## GOAL
How many lines hold the string "level"? Reply with the number alone.

## THE INPUT
####################
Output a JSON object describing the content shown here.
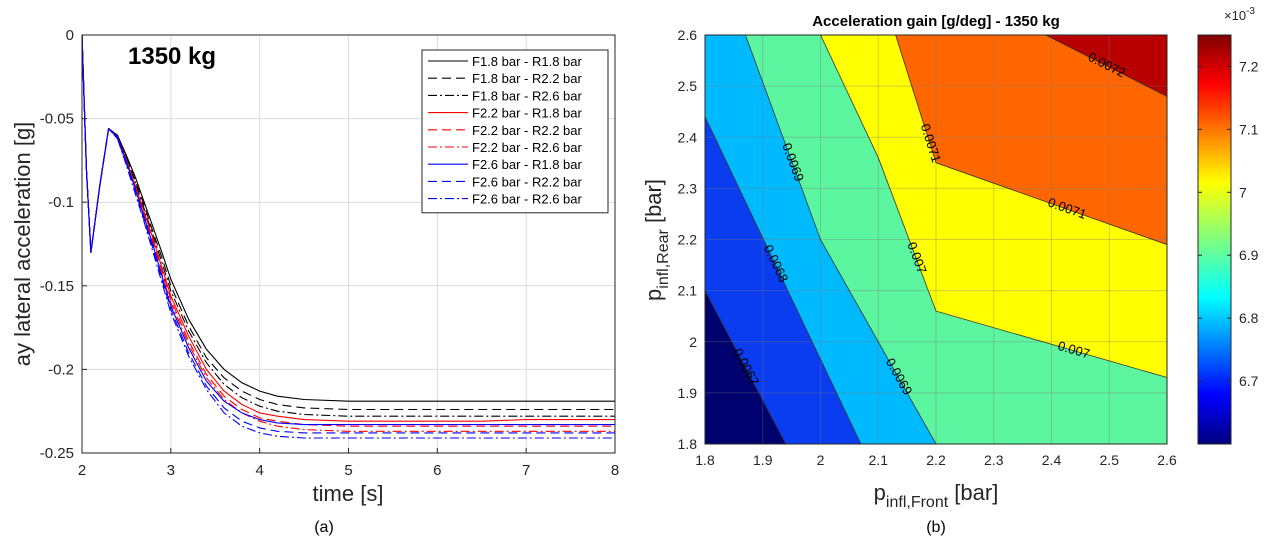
{
  "chart_data": [
    {
      "type": "line",
      "panel_caption": "(a)",
      "annotation": "1350 kg",
      "xlabel": "time [s]",
      "ylabel": "ay lateral acceleration [g]",
      "xlim": [
        2,
        8
      ],
      "ylim": [
        -0.25,
        0
      ],
      "xticks": [
        2,
        3,
        4,
        5,
        6,
        7,
        8
      ],
      "yticks": [
        0,
        -0.05,
        -0.1,
        -0.15,
        -0.2,
        -0.25
      ],
      "xtick_labels": [
        "2",
        "3",
        "4",
        "5",
        "6",
        "7",
        "8"
      ],
      "ytick_labels": [
        "0",
        "-0.05",
        "-0.1",
        "-0.15",
        "-0.2",
        "-0.25"
      ],
      "grid": true,
      "legend_position": "top-right",
      "x": [
        2.0,
        2.05,
        2.1,
        2.2,
        2.3,
        2.4,
        2.5,
        2.6,
        2.7,
        2.8,
        2.9,
        3.0,
        3.2,
        3.4,
        3.6,
        3.8,
        4.0,
        4.2,
        4.5,
        5.0,
        5.5,
        6.0,
        6.5,
        7.0,
        7.5,
        8.0
      ],
      "series": [
        {
          "name": "F1.8 bar - R1.8 bar",
          "color": "#000000",
          "dash": "solid",
          "values": [
            0,
            -0.08,
            -0.13,
            -0.09,
            -0.056,
            -0.06,
            -0.072,
            -0.085,
            -0.1,
            -0.115,
            -0.13,
            -0.146,
            -0.17,
            -0.188,
            -0.2,
            -0.208,
            -0.213,
            -0.216,
            -0.218,
            -0.219,
            -0.219,
            -0.219,
            -0.219,
            -0.219,
            -0.219,
            -0.219
          ]
        },
        {
          "name": "F1.8 bar - R2.2 bar",
          "color": "#000000",
          "dash": "dashed",
          "values": [
            0,
            -0.08,
            -0.13,
            -0.09,
            -0.056,
            -0.06,
            -0.073,
            -0.087,
            -0.102,
            -0.118,
            -0.133,
            -0.15,
            -0.174,
            -0.193,
            -0.205,
            -0.213,
            -0.218,
            -0.221,
            -0.223,
            -0.224,
            -0.224,
            -0.224,
            -0.224,
            -0.224,
            -0.224,
            -0.224
          ]
        },
        {
          "name": "F1.8 bar - R2.6 bar",
          "color": "#000000",
          "dash": "dashdot",
          "values": [
            0,
            -0.08,
            -0.13,
            -0.09,
            -0.056,
            -0.06,
            -0.073,
            -0.088,
            -0.104,
            -0.12,
            -0.136,
            -0.153,
            -0.177,
            -0.196,
            -0.209,
            -0.217,
            -0.222,
            -0.225,
            -0.227,
            -0.228,
            -0.228,
            -0.228,
            -0.228,
            -0.228,
            -0.228,
            -0.228
          ]
        },
        {
          "name": "F2.2 bar - R1.8 bar",
          "color": "#ff0000",
          "dash": "solid",
          "values": [
            0,
            -0.08,
            -0.13,
            -0.09,
            -0.056,
            -0.061,
            -0.075,
            -0.09,
            -0.106,
            -0.122,
            -0.139,
            -0.156,
            -0.18,
            -0.2,
            -0.213,
            -0.221,
            -0.226,
            -0.228,
            -0.23,
            -0.231,
            -0.231,
            -0.231,
            -0.231,
            -0.23,
            -0.23,
            -0.23
          ]
        },
        {
          "name": "F2.2 bar - R2.2 bar",
          "color": "#ff0000",
          "dash": "dashed",
          "values": [
            0,
            -0.08,
            -0.13,
            -0.09,
            -0.056,
            -0.061,
            -0.075,
            -0.091,
            -0.107,
            -0.124,
            -0.141,
            -0.158,
            -0.183,
            -0.203,
            -0.216,
            -0.224,
            -0.229,
            -0.231,
            -0.233,
            -0.234,
            -0.234,
            -0.234,
            -0.234,
            -0.234,
            -0.234,
            -0.234
          ]
        },
        {
          "name": "F2.2 bar - R2.6 bar",
          "color": "#ff0000",
          "dash": "dashdot",
          "values": [
            0,
            -0.08,
            -0.13,
            -0.09,
            -0.056,
            -0.061,
            -0.076,
            -0.092,
            -0.109,
            -0.126,
            -0.143,
            -0.16,
            -0.185,
            -0.205,
            -0.218,
            -0.226,
            -0.231,
            -0.234,
            -0.236,
            -0.237,
            -0.237,
            -0.237,
            -0.237,
            -0.237,
            -0.237,
            -0.237
          ]
        },
        {
          "name": "F2.6 bar - R1.8 bar",
          "color": "#0000ff",
          "dash": "solid",
          "values": [
            0,
            -0.08,
            -0.13,
            -0.09,
            -0.056,
            -0.061,
            -0.076,
            -0.092,
            -0.109,
            -0.126,
            -0.144,
            -0.162,
            -0.187,
            -0.207,
            -0.219,
            -0.226,
            -0.23,
            -0.232,
            -0.233,
            -0.233,
            -0.233,
            -0.233,
            -0.233,
            -0.233,
            -0.233,
            -0.233
          ]
        },
        {
          "name": "F2.6 bar - R2.2 bar",
          "color": "#0000ff",
          "dash": "dashed",
          "values": [
            0,
            -0.08,
            -0.13,
            -0.09,
            -0.056,
            -0.062,
            -0.077,
            -0.093,
            -0.111,
            -0.128,
            -0.146,
            -0.164,
            -0.19,
            -0.21,
            -0.223,
            -0.231,
            -0.235,
            -0.237,
            -0.238,
            -0.238,
            -0.238,
            -0.238,
            -0.238,
            -0.238,
            -0.238,
            -0.238
          ]
        },
        {
          "name": "F2.6 bar - R2.6 bar",
          "color": "#0000ff",
          "dash": "dashdot",
          "values": [
            0,
            -0.08,
            -0.13,
            -0.09,
            -0.056,
            -0.062,
            -0.078,
            -0.095,
            -0.112,
            -0.13,
            -0.148,
            -0.166,
            -0.192,
            -0.212,
            -0.226,
            -0.234,
            -0.238,
            -0.24,
            -0.241,
            -0.241,
            -0.241,
            -0.241,
            -0.241,
            -0.241,
            -0.241,
            -0.241
          ]
        }
      ]
    },
    {
      "type": "heatmap",
      "subtype": "filled-contour",
      "panel_caption": "(b)",
      "title": "Acceleration gain [g/deg] - 1350 kg",
      "xlabel_base": "p",
      "xlabel_sub": "infl,Front",
      "xlabel_unit": " [bar]",
      "ylabel_base": "p",
      "ylabel_sub": "infl,Rear",
      "ylabel_unit": " [bar]",
      "xlim": [
        1.8,
        2.6
      ],
      "ylim": [
        1.8,
        2.6
      ],
      "xticks": [
        1.8,
        1.9,
        2.0,
        2.1,
        2.2,
        2.3,
        2.4,
        2.5,
        2.6
      ],
      "yticks": [
        1.8,
        1.9,
        2.0,
        2.1,
        2.2,
        2.3,
        2.4,
        2.5,
        2.6
      ],
      "xtick_labels": [
        "1.8",
        "1.9",
        "2",
        "2.1",
        "2.2",
        "2.3",
        "2.4",
        "2.5",
        "2.6"
      ],
      "ytick_labels": [
        "1.8",
        "1.9",
        "2",
        "2.1",
        "2.2",
        "2.3",
        "2.4",
        "2.5",
        "2.6"
      ],
      "grid": true,
      "contour_lines": [
        {
          "level": 0.0067,
          "label": "0.0067",
          "points": [
            [
              1.8,
              2.1
            ],
            [
              1.94,
              1.8
            ]
          ]
        },
        {
          "level": 0.0068,
          "label": "0.0068",
          "points": [
            [
              1.8,
              2.44
            ],
            [
              2.07,
              1.8
            ]
          ]
        },
        {
          "level": 0.0069,
          "label": "0.0069",
          "points": [
            [
              1.87,
              2.6
            ],
            [
              2.0,
              2.2
            ],
            [
              2.2,
              1.8
            ]
          ]
        },
        {
          "level": 0.007,
          "label": "0.007",
          "points": [
            [
              2.0,
              2.6
            ],
            [
              2.1,
              2.36
            ],
            [
              2.2,
              2.06
            ],
            [
              2.6,
              1.93
            ]
          ]
        },
        {
          "level": 0.0071,
          "label": "0.0071",
          "points": [
            [
              2.13,
              2.6
            ],
            [
              2.2,
              2.35
            ],
            [
              2.6,
              2.19
            ]
          ]
        },
        {
          "level": 0.0072,
          "label": "0.0072",
          "points": [
            [
              2.39,
              2.6
            ],
            [
              2.6,
              2.48
            ]
          ]
        }
      ],
      "band_colors": [
        "#00006e",
        "#0a3cf0",
        "#00baff",
        "#5cf5a0",
        "#ffff00",
        "#ff6600",
        "#b80000"
      ],
      "colorbar": {
        "min": 0.0066,
        "max": 0.00725,
        "ticks": [
          0.0067,
          0.0068,
          0.0069,
          0.007,
          0.0071,
          0.0072
        ],
        "tick_labels": [
          "6.7",
          "6.8",
          "6.9",
          "7",
          "7.1",
          "7.2"
        ],
        "exponent_label": "×10",
        "exponent_power": "-3"
      }
    }
  ]
}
####################
## OUTPUT FOR THIS EXERCISE
6